__DATA__:
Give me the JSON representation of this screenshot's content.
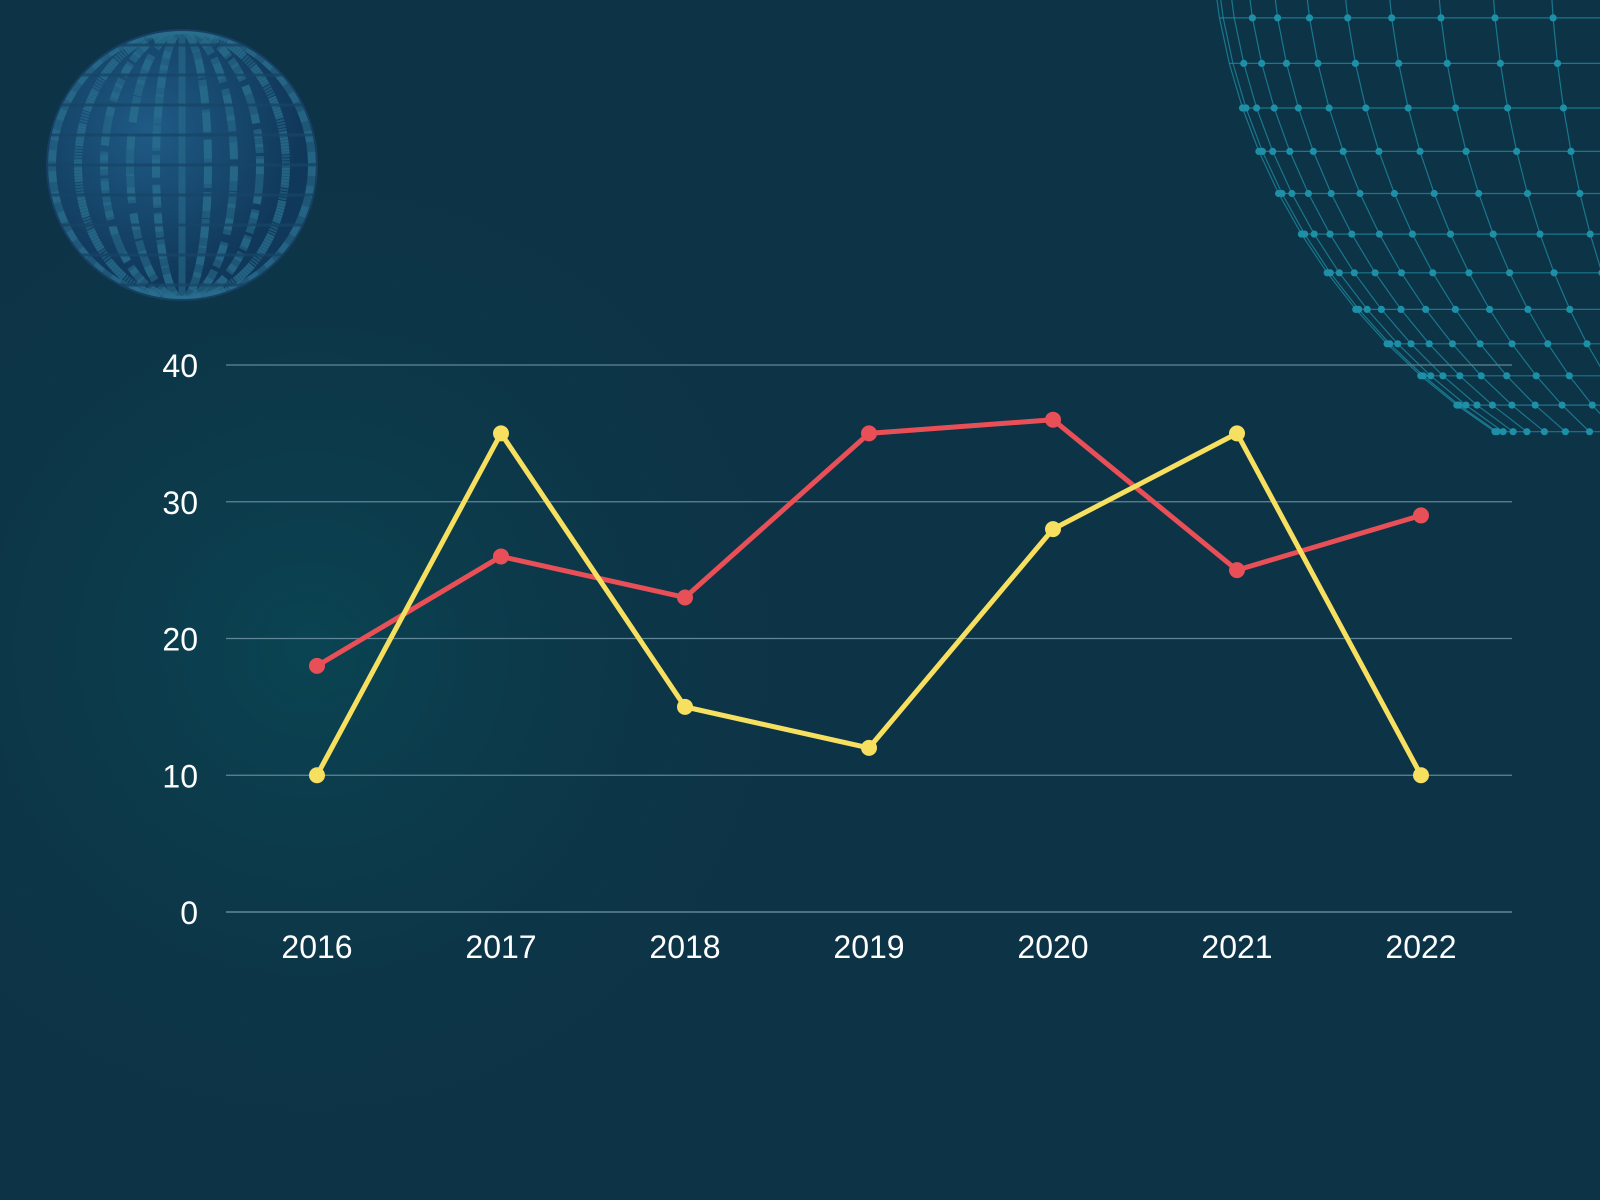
{
  "theme": {
    "background": "#0d3346",
    "glow": "#0a4452",
    "grid_color": "#5f8797",
    "text_color": "#ffffff",
    "decor_color": "#1d8fa6",
    "globe_color": "#1b4f7a"
  },
  "decorations": {
    "top_left": "circuit-globe",
    "top_right": "wireframe-sphere"
  },
  "chart_data": {
    "type": "line",
    "title": "",
    "xlabel": "",
    "ylabel": "",
    "categories": [
      "2016",
      "2017",
      "2018",
      "2019",
      "2020",
      "2021",
      "2022"
    ],
    "ylim": [
      0,
      40
    ],
    "yticks": [
      "0",
      "10",
      "20",
      "30",
      "40"
    ],
    "grid": true,
    "legend": "none",
    "series": [
      {
        "color": "#e84f57",
        "values": [
          18,
          26,
          23,
          35,
          36,
          25,
          29
        ]
      },
      {
        "color": "#f7e05f",
        "values": [
          10,
          35,
          15,
          12,
          28,
          35,
          10
        ]
      }
    ]
  }
}
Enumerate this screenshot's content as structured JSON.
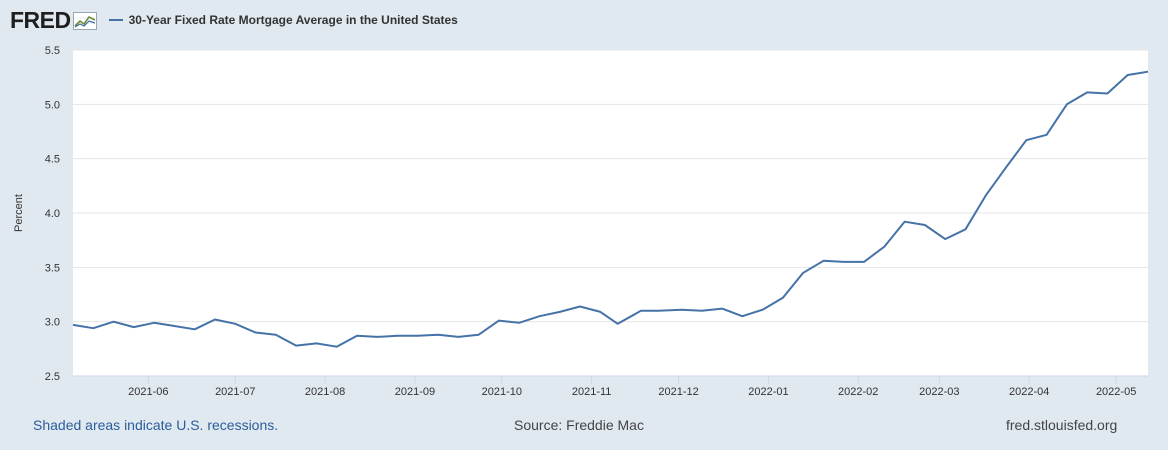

__PROBLEM DESCRIPTION__:
Give every line of the material that includes the string "this".

__WORKED ANSWER__:
Give me the JSON representation of this screenshot's content.
Enumerate this screenshot's content as structured JSON.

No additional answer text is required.